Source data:
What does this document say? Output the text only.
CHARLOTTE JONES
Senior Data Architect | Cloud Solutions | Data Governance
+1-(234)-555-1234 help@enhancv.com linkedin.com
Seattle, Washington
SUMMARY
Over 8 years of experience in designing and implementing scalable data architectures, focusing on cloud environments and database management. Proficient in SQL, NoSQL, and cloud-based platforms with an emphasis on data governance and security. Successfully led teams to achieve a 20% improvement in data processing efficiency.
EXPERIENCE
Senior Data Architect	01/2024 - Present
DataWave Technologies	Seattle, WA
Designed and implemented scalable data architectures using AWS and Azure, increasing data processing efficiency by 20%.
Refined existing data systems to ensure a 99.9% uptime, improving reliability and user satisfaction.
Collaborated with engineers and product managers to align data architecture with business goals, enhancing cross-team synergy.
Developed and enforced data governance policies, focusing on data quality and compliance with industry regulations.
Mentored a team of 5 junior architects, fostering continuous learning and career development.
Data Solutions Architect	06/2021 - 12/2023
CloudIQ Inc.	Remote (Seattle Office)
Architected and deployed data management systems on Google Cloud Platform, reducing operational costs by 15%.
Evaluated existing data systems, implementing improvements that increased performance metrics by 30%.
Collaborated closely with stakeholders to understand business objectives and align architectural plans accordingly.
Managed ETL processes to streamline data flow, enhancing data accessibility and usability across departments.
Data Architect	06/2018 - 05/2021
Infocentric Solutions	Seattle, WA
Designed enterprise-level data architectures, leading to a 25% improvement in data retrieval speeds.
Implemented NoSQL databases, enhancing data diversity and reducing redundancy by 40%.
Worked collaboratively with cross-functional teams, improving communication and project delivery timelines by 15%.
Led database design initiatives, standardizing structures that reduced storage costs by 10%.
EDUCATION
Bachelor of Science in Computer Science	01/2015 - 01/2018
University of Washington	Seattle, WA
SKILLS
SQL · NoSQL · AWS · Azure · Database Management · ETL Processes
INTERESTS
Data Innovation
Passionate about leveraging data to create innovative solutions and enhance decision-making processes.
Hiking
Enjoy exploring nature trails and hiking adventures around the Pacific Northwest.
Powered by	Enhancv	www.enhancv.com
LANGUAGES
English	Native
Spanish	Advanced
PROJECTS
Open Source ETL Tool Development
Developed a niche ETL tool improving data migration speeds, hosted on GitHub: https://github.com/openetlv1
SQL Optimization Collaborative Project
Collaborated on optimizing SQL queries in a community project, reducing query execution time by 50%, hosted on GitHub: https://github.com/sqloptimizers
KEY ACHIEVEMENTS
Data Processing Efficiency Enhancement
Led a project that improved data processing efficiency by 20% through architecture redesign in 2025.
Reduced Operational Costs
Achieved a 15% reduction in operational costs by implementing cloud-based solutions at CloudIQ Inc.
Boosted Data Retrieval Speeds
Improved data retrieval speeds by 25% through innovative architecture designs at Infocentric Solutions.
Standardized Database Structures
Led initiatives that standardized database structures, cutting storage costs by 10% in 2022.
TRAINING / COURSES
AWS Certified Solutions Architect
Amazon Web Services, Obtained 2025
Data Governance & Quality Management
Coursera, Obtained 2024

PROBLEM STATEMENT: Your task is to gather all lines from the entries above that hold the word "existing".

WRITTEN SOLUTION:
Refined existing data systems to ensure a 99.9% uptime, improving reliability and user satisfaction.
Evaluated existing data systems, implementing improvements that increased performance metrics by 30%.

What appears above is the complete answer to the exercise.